— start of Input records —

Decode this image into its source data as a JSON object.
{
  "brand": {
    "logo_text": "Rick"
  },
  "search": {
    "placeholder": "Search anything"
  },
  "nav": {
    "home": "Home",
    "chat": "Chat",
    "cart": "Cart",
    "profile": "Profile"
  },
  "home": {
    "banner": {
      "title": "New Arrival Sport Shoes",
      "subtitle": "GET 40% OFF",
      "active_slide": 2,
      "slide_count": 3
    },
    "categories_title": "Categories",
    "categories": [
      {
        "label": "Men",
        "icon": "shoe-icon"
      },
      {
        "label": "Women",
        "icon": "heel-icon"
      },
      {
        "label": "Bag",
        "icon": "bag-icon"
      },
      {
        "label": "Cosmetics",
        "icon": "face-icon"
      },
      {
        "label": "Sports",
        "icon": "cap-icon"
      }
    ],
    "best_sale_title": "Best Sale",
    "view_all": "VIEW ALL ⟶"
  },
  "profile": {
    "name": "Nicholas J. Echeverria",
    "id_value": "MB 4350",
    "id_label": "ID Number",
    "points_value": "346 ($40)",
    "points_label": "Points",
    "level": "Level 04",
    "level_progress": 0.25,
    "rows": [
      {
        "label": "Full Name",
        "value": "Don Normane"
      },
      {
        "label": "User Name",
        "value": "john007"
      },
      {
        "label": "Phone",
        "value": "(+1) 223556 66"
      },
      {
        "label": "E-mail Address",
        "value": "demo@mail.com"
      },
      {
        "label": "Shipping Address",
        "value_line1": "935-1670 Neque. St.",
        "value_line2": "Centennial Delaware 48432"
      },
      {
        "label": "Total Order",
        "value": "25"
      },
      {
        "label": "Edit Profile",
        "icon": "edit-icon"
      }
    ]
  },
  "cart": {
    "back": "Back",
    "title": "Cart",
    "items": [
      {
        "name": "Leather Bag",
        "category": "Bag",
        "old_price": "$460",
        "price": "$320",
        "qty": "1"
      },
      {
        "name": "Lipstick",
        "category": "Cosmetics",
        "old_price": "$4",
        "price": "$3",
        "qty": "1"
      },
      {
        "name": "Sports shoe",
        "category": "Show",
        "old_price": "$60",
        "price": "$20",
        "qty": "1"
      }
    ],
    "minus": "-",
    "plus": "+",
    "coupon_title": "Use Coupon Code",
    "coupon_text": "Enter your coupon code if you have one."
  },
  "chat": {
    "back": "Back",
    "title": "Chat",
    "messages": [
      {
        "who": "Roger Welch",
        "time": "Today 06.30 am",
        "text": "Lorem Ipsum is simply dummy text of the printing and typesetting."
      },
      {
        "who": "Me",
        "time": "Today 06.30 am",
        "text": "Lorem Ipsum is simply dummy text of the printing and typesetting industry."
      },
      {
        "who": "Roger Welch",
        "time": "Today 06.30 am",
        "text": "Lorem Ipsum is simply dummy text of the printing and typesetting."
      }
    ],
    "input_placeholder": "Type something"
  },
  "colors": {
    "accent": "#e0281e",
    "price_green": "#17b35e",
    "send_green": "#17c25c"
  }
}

— end of Input records —

#### Exercise
Extract all of the data above without altering anything.

#### Result for this exercise
Decode this image into its source data as a JSON object.
{
  "brand": {
    "logo_text": "Rick"
  },
  "search": {
    "placeholder": "Search anything"
  },
  "nav": {
    "home": "Home",
    "chat": "Chat",
    "cart": "Cart",
    "profile": "Profile"
  },
  "home": {
    "banner": {
      "title": "New Arrival Sport Shoes",
      "subtitle": "GET 40% OFF",
      "active_slide": 2,
      "slide_count": 3
    },
    "categories_title": "Categories",
    "categories": [
      {
        "label": "Men",
        "icon": "shoe-icon"
      },
      {
        "label": "Women",
        "icon": "heel-icon"
      },
      {
        "label": "Bag",
        "icon": "bag-icon"
      },
      {
        "label": "Cosmetics",
        "icon": "face-icon"
      },
      {
        "label": "Sports",
        "icon": "cap-icon"
      }
    ],
    "best_sale_title": "Best Sale",
    "view_all": "VIEW ALL ⟶"
  },
  "profile": {
    "name": "Nicholas J. Echeverria",
    "id_value": "MB 4350",
    "id_label": "ID Number",
    "points_value": "346 ($40)",
    "points_label": "Points",
    "level": "Level 04",
    "level_progress": 0.25,
    "rows": [
      {
        "label": "Full Name",
        "value": "Don Normane"
      },
      {
        "label": "User Name",
        "value": "john007"
      },
      {
        "label": "Phone",
        "value": "(+1) 223556 66"
      },
      {
        "label": "E-mail Address",
        "value": "demo@mail.com"
      },
      {
        "label": "Shipping Address",
        "value_line1": "935-1670 Neque. St.",
        "value_line2": "Centennial Delaware 48432"
      },
      {
        "label": "Total Order",
        "value": "25"
      },
      {
        "label": "Edit Profile",
        "icon": "edit-icon"
      }
    ]
  },
  "cart": {
    "back": "Back",
    "title": "Cart",
    "items": [
      {
        "name": "Leather Bag",
        "category": "Bag",
        "old_price": "$460",
        "price": "$320",
        "qty": "1"
      },
      {
        "name": "Lipstick",
        "category": "Cosmetics",
        "old_price": "$4",
        "price": "$3",
        "qty": "1"
      },
      {
        "name": "Sports shoe",
        "category": "Show",
        "old_price": "$60",
        "price": "$20",
        "qty": "1"
      }
    ],
    "minus": "-",
    "plus": "+",
    "coupon_title": "Use Coupon Code",
    "coupon_text": "Enter your coupon code if you have one."
  },
  "chat": {
    "back": "Back",
    "title": "Chat",
    "messages": [
      {
        "who": "Roger Welch",
        "time": "Today 06.30 am",
        "text": "Lorem Ipsum is simply dummy text of the printing and typesetting."
      },
      {
        "who": "Me",
        "time": "Today 06.30 am",
        "text": "Lorem Ipsum is simply dummy text of the printing and typesetting industry."
      },
      {
        "who": "Roger Welch",
        "time": "Today 06.30 am",
        "text": "Lorem Ipsum is simply dummy text of the printing and typesetting."
      }
    ],
    "input_placeholder": "Type something"
  },
  "colors": {
    "accent": "#e0281e",
    "price_green": "#17b35e",
    "send_green": "#17c25c"
  }
}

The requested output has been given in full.